Records excerpted from a collection
>> begin

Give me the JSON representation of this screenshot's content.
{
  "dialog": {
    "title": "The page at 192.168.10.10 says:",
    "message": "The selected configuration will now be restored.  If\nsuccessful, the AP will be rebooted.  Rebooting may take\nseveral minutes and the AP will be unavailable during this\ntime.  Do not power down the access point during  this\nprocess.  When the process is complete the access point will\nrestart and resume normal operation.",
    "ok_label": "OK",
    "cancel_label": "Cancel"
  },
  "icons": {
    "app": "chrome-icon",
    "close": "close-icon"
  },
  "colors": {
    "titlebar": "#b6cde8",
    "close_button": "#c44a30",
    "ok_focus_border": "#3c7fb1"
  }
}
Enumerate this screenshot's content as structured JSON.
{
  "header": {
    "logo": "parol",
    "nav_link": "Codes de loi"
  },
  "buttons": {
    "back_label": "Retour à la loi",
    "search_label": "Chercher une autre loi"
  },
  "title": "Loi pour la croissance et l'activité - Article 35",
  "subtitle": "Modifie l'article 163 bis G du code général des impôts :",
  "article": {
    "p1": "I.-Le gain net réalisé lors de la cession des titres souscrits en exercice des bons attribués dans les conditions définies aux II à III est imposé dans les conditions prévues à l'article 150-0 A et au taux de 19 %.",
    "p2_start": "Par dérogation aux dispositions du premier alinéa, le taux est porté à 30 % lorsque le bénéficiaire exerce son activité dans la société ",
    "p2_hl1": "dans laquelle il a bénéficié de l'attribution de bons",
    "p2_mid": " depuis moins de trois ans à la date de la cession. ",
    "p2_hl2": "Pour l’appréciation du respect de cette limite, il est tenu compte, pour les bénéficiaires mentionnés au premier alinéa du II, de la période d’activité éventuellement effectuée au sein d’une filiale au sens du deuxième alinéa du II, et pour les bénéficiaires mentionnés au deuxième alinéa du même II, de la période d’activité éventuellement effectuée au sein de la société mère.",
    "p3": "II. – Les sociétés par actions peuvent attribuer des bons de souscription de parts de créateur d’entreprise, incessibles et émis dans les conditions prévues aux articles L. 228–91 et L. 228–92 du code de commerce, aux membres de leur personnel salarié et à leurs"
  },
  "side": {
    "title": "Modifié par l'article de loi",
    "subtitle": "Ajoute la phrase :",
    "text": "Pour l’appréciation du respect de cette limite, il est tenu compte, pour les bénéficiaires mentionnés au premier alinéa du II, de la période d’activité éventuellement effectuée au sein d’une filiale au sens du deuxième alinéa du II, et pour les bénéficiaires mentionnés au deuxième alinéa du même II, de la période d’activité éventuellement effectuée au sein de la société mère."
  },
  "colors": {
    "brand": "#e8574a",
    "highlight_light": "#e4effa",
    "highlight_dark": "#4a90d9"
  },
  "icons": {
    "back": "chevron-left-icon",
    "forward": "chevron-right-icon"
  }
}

>> end

Objective
Report how many lines in the records hold the word "sens", giving the number and nothing else.

Answer to this exercise
2